begin Records to process

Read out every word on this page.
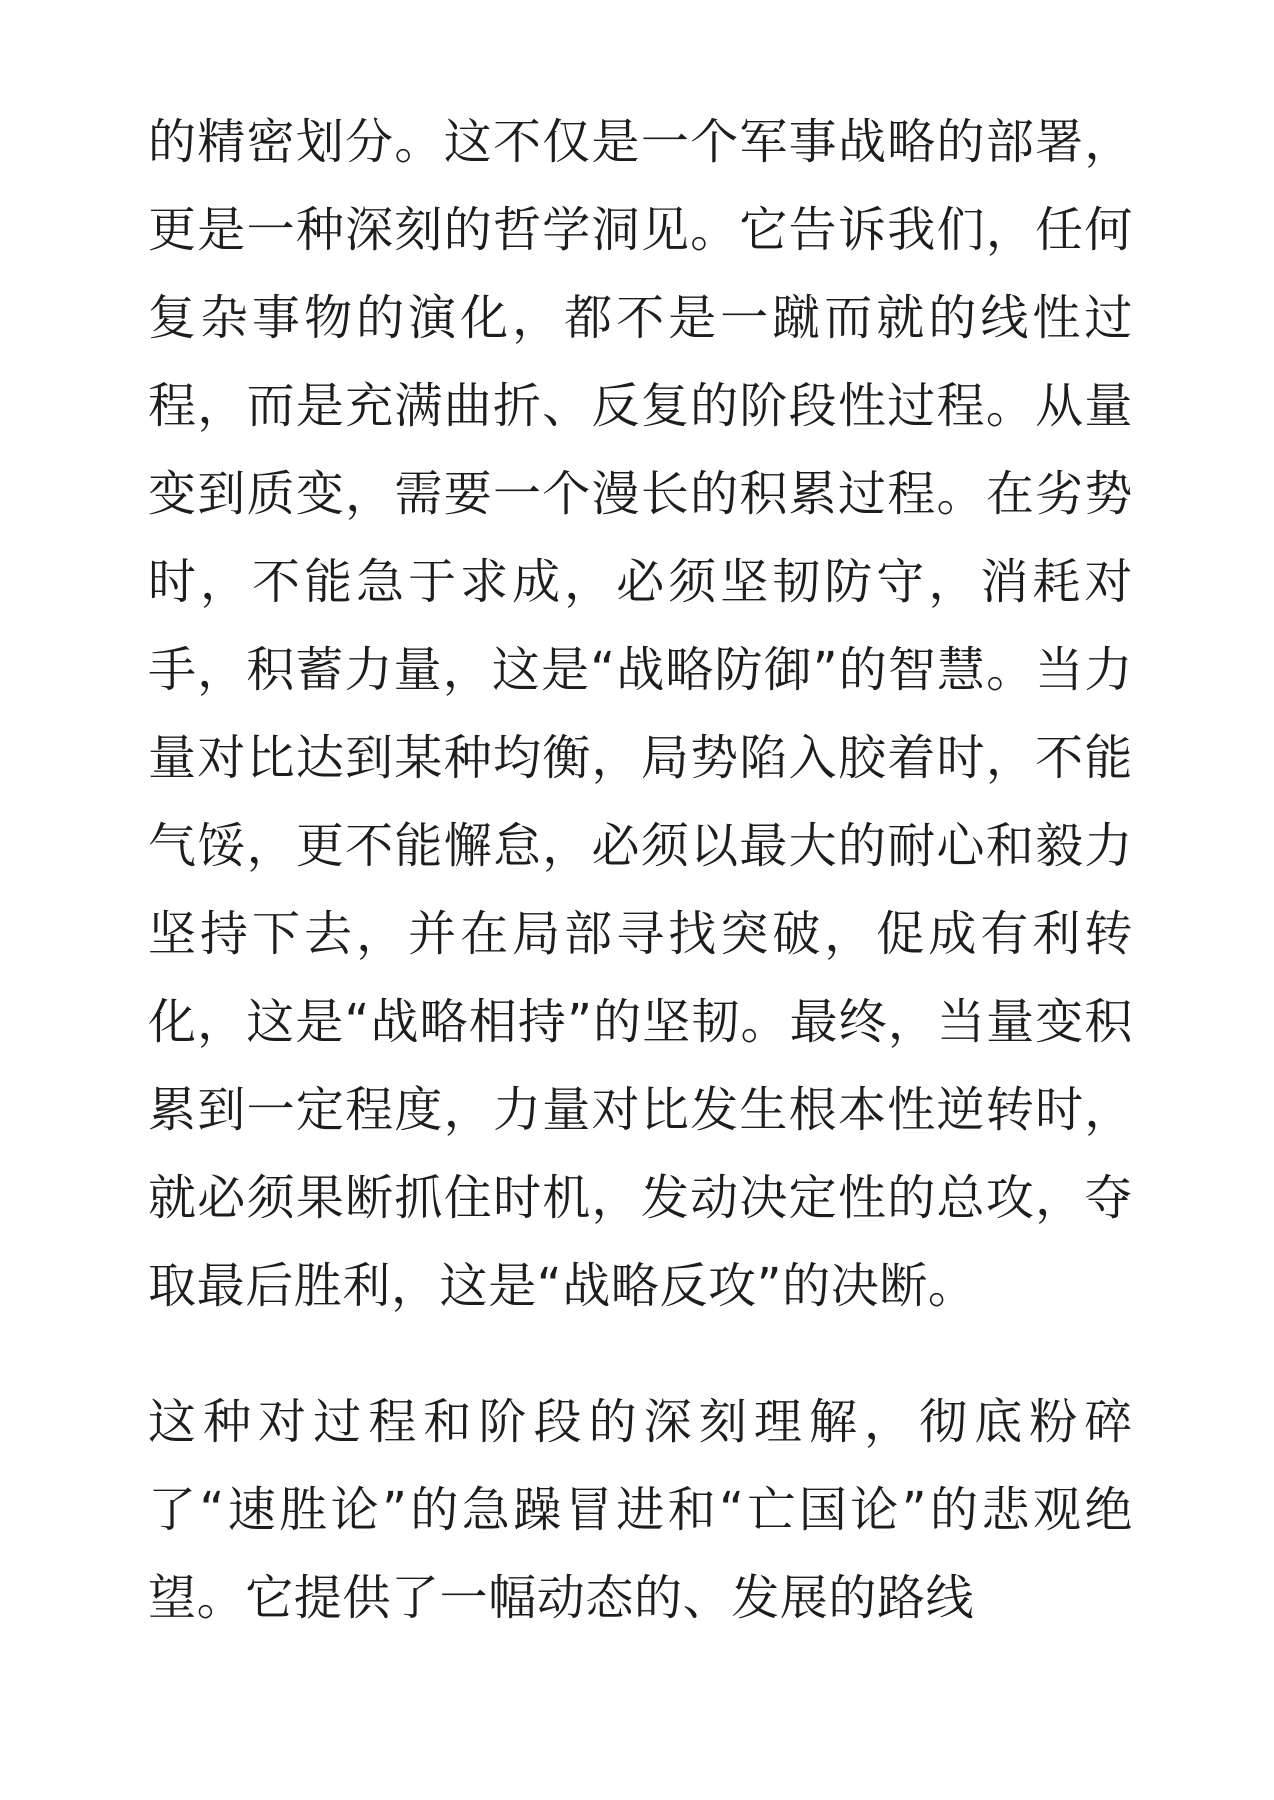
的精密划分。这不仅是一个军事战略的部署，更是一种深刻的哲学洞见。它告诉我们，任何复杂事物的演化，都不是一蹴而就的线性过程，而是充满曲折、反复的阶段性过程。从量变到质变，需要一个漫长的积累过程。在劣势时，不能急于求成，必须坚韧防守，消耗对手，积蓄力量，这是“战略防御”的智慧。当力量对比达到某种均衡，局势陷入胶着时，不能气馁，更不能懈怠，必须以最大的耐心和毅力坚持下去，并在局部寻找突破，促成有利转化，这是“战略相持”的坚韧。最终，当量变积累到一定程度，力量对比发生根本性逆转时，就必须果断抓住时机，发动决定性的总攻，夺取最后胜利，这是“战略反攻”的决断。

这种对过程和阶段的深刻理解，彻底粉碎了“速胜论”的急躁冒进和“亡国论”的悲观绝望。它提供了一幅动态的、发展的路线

end Records to process
begin Records to process

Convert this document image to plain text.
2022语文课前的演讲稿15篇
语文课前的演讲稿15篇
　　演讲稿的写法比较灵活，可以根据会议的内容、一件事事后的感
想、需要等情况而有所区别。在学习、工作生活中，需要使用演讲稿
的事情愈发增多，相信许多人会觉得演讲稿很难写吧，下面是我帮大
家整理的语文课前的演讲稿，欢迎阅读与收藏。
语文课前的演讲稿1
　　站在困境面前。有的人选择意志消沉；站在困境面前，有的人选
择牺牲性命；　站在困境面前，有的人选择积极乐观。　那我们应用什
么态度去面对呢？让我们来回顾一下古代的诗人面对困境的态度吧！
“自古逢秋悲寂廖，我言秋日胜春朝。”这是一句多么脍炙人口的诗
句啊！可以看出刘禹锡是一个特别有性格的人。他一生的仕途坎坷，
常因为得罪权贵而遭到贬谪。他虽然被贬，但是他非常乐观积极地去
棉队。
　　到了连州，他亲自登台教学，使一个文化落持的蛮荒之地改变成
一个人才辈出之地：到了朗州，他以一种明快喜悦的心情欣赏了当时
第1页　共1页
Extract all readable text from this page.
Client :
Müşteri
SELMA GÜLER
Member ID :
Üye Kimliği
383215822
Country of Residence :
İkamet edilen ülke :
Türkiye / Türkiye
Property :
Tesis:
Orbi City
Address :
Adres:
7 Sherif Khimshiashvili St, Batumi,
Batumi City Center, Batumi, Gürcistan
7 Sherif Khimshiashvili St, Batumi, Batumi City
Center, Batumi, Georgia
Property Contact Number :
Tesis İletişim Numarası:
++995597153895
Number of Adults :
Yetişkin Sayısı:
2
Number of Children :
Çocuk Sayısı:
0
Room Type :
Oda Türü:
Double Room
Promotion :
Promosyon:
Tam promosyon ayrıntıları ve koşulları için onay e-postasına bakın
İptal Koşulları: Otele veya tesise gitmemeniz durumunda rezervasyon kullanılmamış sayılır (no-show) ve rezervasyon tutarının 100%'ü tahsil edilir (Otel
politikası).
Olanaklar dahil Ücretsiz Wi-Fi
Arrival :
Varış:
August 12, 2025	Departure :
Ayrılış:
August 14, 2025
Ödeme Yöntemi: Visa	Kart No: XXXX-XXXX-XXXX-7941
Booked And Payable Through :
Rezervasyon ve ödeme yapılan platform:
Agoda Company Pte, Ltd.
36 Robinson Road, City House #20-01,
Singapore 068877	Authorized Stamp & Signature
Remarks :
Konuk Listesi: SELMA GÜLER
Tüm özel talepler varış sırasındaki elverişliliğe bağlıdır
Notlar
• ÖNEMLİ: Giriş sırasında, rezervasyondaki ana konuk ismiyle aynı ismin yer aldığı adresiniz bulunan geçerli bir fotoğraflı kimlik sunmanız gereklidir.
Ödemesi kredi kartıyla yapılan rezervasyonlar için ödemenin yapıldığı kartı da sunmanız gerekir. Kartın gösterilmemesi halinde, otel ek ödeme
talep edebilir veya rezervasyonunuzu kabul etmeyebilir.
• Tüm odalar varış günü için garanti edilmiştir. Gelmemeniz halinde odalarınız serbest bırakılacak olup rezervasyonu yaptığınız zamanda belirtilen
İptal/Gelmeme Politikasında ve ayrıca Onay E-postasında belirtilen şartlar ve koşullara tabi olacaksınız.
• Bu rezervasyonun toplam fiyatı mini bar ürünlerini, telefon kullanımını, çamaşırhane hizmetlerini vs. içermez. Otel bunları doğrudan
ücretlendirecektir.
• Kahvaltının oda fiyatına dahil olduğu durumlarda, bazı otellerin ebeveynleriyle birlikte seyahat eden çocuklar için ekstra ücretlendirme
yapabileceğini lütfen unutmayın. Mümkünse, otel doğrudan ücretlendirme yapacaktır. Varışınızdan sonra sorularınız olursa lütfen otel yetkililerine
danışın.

end Records to process

* [Work to do]
Go through the records and pull out each line that includes the word "Number".

* [Full response]
Property Contact Number :
Number of Adults :
Number of Children :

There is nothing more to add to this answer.